• Stated task
Omit the pictures, then reproduce every remaining record exactly.
----------------
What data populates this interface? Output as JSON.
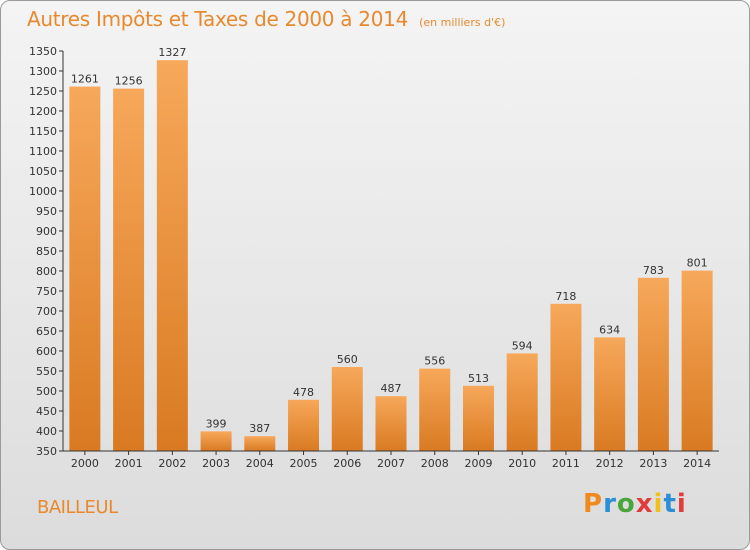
{
  "chart_data": {
    "type": "bar",
    "title": "Autres Impôts et Taxes de 2000 à 2014",
    "subtitle": "(en milliers d'€)",
    "categories": [
      "2000",
      "2001",
      "2002",
      "2003",
      "2004",
      "2005",
      "2006",
      "2007",
      "2008",
      "2009",
      "2010",
      "2011",
      "2012",
      "2013",
      "2014"
    ],
    "values": [
      1261,
      1256,
      1327,
      399,
      387,
      478,
      560,
      487,
      556,
      513,
      594,
      718,
      634,
      783,
      801
    ],
    "ylim": [
      350,
      1350
    ],
    "yticks": [
      350,
      400,
      450,
      500,
      550,
      600,
      650,
      700,
      750,
      800,
      850,
      900,
      950,
      1000,
      1050,
      1100,
      1150,
      1200,
      1250,
      1300,
      1350
    ],
    "grid": false,
    "bar_color_top": "#f7a85a",
    "bar_color_bottom": "#d97a22"
  },
  "footer": {
    "commune": "BAILLEUL",
    "logo_letters": [
      "P",
      "r",
      "o",
      "x",
      "i",
      "t",
      "i"
    ],
    "logo_colors": [
      "#f08a1e",
      "#2a8fd6",
      "#4aa63a",
      "#e23b3b",
      "#f0c020",
      "#2a8fd6",
      "#e23b3b"
    ]
  }
}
----------------
• Exercise solution
What data populates this interface? Output as JSON.
{
  "chart_data": {
    "type": "bar",
    "title": "Autres Impôts et Taxes de 2000 à 2014",
    "subtitle": "(en milliers d'€)",
    "categories": [
      "2000",
      "2001",
      "2002",
      "2003",
      "2004",
      "2005",
      "2006",
      "2007",
      "2008",
      "2009",
      "2010",
      "2011",
      "2012",
      "2013",
      "2014"
    ],
    "values": [
      1261,
      1256,
      1327,
      399,
      387,
      478,
      560,
      487,
      556,
      513,
      594,
      718,
      634,
      783,
      801
    ],
    "ylim": [
      350,
      1350
    ],
    "yticks": [
      350,
      400,
      450,
      500,
      550,
      600,
      650,
      700,
      750,
      800,
      850,
      900,
      950,
      1000,
      1050,
      1100,
      1150,
      1200,
      1250,
      1300,
      1350
    ],
    "grid": false,
    "bar_color_top": "#f7a85a",
    "bar_color_bottom": "#d97a22"
  },
  "footer": {
    "commune": "BAILLEUL",
    "logo_letters": [
      "P",
      "r",
      "o",
      "x",
      "i",
      "t",
      "i"
    ],
    "logo_colors": [
      "#f08a1e",
      "#2a8fd6",
      "#4aa63a",
      "#e23b3b",
      "#f0c020",
      "#2a8fd6",
      "#e23b3b"
    ]
  }
}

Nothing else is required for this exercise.